*Objective*. From the items below, select and copy every line that contains the string "Eawag". Case must match.
Start of Records shown
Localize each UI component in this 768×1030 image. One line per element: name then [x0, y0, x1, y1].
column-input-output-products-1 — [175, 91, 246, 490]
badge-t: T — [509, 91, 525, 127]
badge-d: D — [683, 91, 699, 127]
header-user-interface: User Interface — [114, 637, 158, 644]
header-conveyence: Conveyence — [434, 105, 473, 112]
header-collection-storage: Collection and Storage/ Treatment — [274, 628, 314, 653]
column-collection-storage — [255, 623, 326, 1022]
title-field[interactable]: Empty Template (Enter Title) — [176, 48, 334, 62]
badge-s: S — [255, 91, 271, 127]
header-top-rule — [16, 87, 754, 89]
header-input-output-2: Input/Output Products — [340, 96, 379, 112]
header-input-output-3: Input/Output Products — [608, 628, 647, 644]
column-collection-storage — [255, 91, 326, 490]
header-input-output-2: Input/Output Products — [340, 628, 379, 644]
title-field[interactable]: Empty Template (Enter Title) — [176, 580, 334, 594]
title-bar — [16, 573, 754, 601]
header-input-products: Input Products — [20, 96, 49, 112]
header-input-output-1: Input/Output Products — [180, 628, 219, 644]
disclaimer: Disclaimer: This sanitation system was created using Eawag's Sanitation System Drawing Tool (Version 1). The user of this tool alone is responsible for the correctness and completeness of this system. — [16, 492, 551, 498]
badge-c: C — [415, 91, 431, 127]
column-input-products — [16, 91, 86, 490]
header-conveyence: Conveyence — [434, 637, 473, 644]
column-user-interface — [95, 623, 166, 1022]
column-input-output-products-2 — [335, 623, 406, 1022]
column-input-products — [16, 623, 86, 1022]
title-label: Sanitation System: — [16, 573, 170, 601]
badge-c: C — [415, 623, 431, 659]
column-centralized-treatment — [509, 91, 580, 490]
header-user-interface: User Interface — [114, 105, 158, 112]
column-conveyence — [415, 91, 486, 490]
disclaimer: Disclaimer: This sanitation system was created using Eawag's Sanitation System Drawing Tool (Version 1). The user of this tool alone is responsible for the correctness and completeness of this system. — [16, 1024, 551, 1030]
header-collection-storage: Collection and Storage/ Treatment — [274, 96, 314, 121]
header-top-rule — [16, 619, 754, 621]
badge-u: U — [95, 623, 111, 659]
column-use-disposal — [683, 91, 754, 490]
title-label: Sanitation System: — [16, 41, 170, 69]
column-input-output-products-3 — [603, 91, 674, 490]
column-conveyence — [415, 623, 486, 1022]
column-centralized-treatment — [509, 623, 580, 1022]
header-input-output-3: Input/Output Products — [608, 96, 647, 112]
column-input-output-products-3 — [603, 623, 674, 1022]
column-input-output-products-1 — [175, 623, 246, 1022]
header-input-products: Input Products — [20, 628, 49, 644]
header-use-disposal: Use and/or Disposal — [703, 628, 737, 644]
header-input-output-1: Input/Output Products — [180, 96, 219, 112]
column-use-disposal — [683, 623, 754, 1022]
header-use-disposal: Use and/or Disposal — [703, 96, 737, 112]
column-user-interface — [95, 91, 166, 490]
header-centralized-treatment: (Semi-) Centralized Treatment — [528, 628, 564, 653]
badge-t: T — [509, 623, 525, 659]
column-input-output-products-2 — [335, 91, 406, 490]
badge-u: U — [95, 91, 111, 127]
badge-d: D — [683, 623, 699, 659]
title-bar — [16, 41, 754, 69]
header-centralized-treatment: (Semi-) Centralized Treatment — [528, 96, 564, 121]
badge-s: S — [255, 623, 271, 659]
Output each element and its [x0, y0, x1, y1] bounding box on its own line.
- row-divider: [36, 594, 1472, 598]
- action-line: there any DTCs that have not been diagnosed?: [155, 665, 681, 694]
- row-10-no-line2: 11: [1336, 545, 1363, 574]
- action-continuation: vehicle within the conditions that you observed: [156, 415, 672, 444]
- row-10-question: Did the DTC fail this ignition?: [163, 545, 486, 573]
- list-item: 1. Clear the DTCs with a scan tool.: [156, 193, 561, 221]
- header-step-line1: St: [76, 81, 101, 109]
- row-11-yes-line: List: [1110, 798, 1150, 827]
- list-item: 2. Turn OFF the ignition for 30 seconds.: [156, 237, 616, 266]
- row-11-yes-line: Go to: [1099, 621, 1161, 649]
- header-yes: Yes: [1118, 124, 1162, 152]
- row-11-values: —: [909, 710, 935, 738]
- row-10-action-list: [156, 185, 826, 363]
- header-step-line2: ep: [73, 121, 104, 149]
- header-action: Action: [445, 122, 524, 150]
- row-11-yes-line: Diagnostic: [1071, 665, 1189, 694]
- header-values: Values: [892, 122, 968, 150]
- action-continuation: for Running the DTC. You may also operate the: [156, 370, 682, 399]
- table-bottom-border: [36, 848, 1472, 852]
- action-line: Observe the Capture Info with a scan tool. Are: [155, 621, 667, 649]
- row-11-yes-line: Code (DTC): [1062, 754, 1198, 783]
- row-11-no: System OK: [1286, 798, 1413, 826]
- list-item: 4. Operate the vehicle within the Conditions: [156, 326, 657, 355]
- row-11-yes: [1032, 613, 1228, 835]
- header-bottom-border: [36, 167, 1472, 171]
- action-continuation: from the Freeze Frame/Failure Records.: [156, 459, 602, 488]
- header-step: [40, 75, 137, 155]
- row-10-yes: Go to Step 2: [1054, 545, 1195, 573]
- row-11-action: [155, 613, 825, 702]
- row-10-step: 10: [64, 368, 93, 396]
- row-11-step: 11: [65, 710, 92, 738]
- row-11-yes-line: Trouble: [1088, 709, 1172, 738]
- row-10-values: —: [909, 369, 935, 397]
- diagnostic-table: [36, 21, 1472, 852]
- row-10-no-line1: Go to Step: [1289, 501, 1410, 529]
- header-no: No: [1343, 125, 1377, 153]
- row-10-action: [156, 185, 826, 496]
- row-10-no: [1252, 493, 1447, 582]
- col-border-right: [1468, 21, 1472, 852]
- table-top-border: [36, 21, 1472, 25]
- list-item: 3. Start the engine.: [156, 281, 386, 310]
End of Records shown
*Task result*.
disclaimer: Disclaimer: This sanitation system was created using Eawag's Sanitation System Drawing Tool (Version 1). The user of this tool alone is responsible for the correctness and completeness of this system. — [16, 492, 551, 498]
disclaimer: Disclaimer: This sanitation system was created using Eawag's Sanitation System Drawing Tool (Version 1). The user of this tool alone is responsible for the correctness and completeness of this system. — [16, 1024, 551, 1030]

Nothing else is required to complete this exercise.